> **Information supplied**
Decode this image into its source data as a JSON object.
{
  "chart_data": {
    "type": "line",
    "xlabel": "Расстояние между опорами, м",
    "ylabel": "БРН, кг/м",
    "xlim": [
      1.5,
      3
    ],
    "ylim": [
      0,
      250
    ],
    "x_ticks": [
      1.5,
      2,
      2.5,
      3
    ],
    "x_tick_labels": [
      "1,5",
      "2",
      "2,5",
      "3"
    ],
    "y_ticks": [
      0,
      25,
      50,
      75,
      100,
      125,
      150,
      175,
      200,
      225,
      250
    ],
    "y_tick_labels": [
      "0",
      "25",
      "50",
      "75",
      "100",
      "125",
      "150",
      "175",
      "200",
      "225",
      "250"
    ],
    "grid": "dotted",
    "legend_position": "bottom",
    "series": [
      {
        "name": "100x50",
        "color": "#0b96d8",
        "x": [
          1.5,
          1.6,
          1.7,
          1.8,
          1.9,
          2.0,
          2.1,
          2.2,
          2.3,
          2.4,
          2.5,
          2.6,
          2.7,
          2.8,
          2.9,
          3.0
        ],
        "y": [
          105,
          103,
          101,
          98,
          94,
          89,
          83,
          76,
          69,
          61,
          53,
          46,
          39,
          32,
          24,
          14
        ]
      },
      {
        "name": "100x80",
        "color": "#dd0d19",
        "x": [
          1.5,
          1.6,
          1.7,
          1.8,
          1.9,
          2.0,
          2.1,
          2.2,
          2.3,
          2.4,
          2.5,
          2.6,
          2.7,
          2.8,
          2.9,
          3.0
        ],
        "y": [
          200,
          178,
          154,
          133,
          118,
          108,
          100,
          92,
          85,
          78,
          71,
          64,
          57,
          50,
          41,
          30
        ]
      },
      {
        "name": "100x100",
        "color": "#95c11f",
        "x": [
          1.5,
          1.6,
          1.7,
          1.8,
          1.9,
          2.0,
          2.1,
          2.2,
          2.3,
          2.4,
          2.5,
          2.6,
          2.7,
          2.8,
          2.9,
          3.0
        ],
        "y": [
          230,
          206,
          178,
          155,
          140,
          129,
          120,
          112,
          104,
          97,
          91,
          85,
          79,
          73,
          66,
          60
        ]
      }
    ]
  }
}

> **Your goal**
Check every line of the data, and copy the ones that contain "name".

> **Solution for this problem**
        "name": "100x50",
        "name": "100x80",
        "name": "100x100",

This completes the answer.